[Items stored from a collection]
┌──
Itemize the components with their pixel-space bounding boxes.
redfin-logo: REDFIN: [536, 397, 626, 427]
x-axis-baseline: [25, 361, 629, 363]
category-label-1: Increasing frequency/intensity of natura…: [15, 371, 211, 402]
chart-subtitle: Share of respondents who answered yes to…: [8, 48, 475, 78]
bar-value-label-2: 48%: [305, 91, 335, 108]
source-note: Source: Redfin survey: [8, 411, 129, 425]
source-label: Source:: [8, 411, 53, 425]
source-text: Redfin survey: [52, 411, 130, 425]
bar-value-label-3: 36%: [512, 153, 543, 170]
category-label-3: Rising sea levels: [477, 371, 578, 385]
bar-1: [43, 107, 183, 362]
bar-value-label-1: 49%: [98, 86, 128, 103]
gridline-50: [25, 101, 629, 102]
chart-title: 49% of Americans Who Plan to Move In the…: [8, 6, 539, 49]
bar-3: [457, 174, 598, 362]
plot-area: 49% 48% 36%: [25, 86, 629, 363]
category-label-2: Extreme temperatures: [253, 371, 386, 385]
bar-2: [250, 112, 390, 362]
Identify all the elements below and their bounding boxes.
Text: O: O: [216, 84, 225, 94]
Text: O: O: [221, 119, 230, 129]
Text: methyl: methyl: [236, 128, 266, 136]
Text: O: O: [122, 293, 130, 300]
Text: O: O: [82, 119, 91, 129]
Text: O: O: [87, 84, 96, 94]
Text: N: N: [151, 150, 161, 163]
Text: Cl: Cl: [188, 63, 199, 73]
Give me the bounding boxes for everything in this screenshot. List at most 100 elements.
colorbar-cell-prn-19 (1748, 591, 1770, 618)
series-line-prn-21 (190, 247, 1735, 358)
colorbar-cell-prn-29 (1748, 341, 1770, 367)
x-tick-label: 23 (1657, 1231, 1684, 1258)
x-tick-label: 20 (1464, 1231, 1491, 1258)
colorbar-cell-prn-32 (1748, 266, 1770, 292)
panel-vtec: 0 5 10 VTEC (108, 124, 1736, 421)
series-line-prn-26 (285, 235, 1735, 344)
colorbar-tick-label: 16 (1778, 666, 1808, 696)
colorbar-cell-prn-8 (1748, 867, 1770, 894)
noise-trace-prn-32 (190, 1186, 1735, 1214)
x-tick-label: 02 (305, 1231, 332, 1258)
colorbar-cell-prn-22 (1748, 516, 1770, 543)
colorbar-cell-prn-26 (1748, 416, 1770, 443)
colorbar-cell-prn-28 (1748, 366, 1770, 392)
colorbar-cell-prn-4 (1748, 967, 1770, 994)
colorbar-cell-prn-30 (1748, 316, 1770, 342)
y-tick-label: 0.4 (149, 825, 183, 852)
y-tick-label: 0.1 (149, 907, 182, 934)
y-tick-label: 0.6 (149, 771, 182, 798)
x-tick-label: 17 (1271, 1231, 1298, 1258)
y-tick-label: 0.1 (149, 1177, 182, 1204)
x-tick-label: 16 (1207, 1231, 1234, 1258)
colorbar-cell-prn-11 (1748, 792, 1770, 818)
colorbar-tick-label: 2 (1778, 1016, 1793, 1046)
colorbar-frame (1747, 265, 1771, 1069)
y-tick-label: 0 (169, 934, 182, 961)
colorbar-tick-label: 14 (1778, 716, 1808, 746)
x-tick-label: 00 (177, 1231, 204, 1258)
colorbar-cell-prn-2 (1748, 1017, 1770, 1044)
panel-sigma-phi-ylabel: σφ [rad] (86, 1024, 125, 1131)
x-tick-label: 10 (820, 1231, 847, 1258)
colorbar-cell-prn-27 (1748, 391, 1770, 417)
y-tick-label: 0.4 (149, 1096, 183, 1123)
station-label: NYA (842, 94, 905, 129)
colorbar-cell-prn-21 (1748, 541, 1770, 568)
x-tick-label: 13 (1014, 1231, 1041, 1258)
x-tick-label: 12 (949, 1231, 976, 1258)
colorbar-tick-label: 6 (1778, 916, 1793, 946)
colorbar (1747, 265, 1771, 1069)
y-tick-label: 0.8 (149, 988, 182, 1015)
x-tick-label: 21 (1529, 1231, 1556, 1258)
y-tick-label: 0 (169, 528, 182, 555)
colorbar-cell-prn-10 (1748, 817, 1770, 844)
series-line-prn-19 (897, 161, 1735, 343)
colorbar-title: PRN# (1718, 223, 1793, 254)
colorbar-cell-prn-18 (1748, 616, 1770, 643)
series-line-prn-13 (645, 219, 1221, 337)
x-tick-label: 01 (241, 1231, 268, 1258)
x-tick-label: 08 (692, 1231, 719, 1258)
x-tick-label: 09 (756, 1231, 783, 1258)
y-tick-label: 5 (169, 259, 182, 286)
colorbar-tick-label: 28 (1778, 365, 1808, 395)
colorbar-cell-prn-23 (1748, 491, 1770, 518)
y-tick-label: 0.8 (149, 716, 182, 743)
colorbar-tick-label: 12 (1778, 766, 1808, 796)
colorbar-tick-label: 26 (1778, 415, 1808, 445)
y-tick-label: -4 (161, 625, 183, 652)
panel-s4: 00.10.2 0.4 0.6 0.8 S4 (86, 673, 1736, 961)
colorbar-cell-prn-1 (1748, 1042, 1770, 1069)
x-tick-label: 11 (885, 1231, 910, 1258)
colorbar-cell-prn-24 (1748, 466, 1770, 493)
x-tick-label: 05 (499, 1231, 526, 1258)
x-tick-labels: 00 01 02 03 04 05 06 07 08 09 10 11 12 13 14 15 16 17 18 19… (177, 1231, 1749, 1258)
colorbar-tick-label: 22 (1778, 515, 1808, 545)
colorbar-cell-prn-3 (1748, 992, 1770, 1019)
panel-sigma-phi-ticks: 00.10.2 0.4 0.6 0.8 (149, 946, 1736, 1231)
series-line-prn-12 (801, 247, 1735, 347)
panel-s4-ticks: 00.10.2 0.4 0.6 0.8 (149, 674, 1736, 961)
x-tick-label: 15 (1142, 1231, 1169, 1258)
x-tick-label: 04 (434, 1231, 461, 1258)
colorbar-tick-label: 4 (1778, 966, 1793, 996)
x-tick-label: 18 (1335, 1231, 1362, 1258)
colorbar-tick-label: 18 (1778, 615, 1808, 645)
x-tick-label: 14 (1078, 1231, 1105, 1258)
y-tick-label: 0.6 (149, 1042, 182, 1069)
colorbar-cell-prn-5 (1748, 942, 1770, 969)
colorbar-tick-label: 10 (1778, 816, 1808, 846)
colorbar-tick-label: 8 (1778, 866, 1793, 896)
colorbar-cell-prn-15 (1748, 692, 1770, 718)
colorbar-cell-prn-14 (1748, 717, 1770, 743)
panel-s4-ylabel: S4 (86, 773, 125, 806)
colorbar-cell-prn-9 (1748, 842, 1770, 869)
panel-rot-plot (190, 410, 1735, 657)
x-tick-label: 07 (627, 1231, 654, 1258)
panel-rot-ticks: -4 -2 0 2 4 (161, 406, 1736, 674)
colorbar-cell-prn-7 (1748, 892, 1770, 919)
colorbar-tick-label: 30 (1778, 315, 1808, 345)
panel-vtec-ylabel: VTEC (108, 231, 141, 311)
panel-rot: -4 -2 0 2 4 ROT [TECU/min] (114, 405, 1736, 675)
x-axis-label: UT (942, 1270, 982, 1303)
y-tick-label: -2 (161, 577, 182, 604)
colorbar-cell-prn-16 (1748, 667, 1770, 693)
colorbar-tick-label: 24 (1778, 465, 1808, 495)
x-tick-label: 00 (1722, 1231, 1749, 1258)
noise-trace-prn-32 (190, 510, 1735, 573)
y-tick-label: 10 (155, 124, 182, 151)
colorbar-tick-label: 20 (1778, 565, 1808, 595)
└──
- **Work to do**
List every line of the listing above that contains the string "trace". Case counts.

- **Answer for this exercise**
noise-trace-prn-32 (190, 1186, 1735, 1214)
noise-trace-prn-32 (190, 510, 1735, 573)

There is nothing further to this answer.